(Problem) Of the lines in these entries, how many contain the string "ответы"? Give the number and nothing else.

Dataset entries:
>> begin

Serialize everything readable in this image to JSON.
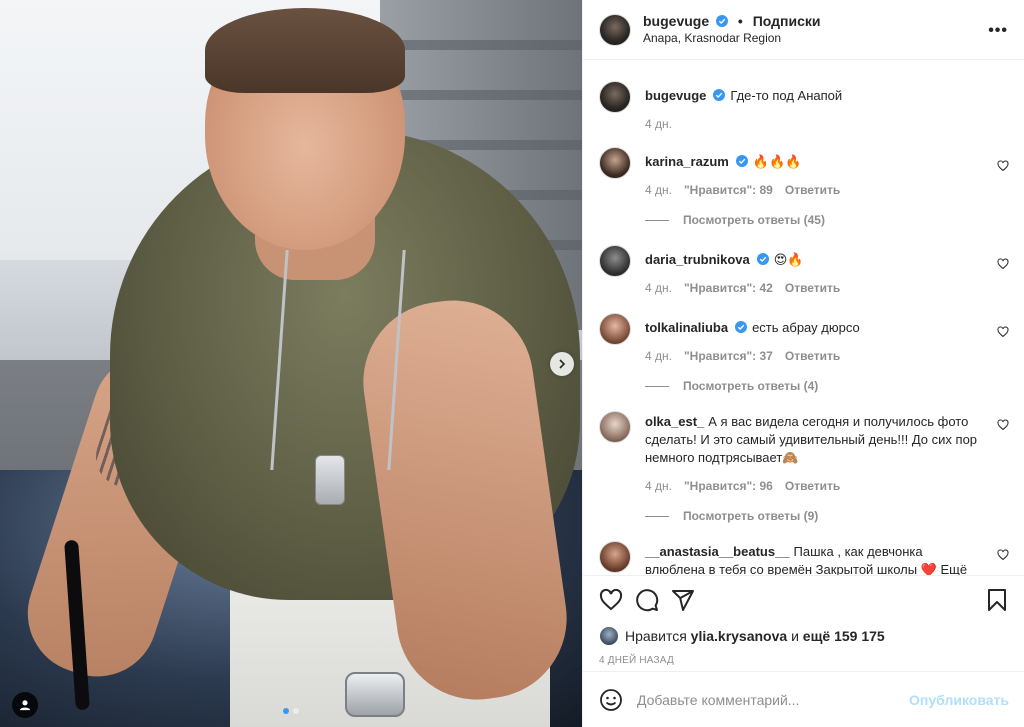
{
  "post": {
    "username": "bugevuge",
    "follow_label": "Подписки",
    "dot": "•",
    "location": "Anapa, Krasnodar Region",
    "more_label": "•••",
    "caption_text": "Где-то под Анапой",
    "caption_time": "4 дн."
  },
  "comments": [
    {
      "username": "karina_razum",
      "verified": true,
      "text": "🔥🔥🔥",
      "time": "4 дн.",
      "likes": "\"Нравится\": 89",
      "reply": "Ответить",
      "replies": "Посмотреть ответы (45)"
    },
    {
      "username": "daria_trubnikova",
      "verified": true,
      "text": "😍🔥",
      "time": "4 дн.",
      "likes": "\"Нравится\": 42",
      "reply": "Ответить",
      "replies": ""
    },
    {
      "username": "tolkalinaliuba",
      "verified": true,
      "text": "есть абрау дюрсо",
      "time": "4 дн.",
      "likes": "\"Нравится\": 37",
      "reply": "Ответить",
      "replies": "Посмотреть ответы (4)"
    },
    {
      "username": "olka_est_",
      "verified": false,
      "text": "А я вас видела сегодня и получилось фото сделать! И это самый удивительный день!!! До сих пор немного подтрясывает🙈",
      "time": "4 дн.",
      "likes": "\"Нравится\": 96",
      "reply": "Ответить",
      "replies": "Посмотреть ответы (9)"
    },
    {
      "username": "__anastasia__beatus__",
      "verified": false,
      "text": "Пашка , как девчонка влюблена в тебя со времён Закрытой школы ❤️ Ещё никогда в жизни мне актёры так не западали в душу 😊 спасибо",
      "time": "",
      "likes": "",
      "reply": "",
      "replies": ""
    }
  ],
  "likes_line": {
    "prefix": "Нравится",
    "user": "ylia.krysanova",
    "connector": "и",
    "others": "ещё 159 175"
  },
  "timestamp": "4 ДНЕЙ НАЗАД",
  "add_comment": {
    "placeholder": "Добавьте комментарий...",
    "publish_label": "Опубликовать"
  },
  "colors": {
    "accent": "#3897f0",
    "publish_disabled": "#b2dffc",
    "secondary_text": "#8e8e8e"
  }
}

>> end

(Reply to the exercise) 3